> _PROVIDED DATA_:
** BEGIN **

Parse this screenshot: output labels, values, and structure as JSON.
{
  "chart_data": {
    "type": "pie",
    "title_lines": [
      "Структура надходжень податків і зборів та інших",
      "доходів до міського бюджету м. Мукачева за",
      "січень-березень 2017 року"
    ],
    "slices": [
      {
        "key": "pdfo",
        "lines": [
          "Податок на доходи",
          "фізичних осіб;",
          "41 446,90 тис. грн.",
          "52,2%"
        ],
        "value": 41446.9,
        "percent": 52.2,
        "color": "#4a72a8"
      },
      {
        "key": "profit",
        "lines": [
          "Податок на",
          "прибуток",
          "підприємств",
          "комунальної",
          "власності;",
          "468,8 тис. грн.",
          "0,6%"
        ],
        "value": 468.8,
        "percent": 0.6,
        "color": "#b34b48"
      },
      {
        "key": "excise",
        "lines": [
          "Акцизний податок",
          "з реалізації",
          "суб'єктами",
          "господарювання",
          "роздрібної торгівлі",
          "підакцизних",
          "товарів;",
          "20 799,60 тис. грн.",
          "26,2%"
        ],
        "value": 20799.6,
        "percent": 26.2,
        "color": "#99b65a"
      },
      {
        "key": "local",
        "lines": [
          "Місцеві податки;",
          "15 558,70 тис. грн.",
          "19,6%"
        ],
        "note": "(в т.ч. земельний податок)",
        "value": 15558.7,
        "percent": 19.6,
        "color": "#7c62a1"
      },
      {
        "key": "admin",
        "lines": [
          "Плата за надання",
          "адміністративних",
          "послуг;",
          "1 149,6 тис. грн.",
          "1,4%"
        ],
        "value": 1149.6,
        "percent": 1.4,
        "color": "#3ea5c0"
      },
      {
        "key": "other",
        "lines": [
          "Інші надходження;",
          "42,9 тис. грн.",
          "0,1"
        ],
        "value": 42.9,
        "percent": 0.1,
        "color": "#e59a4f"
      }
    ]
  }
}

** END **

> _WHAT IS REQUIRED_: Return all lines containing "percent".

> _RESPONSE_:
        "percent": 52.2,
        "percent": 0.6,
        "percent": 26.2,
        "percent": 19.6,
        "percent": 1.4,
        "percent": 0.1,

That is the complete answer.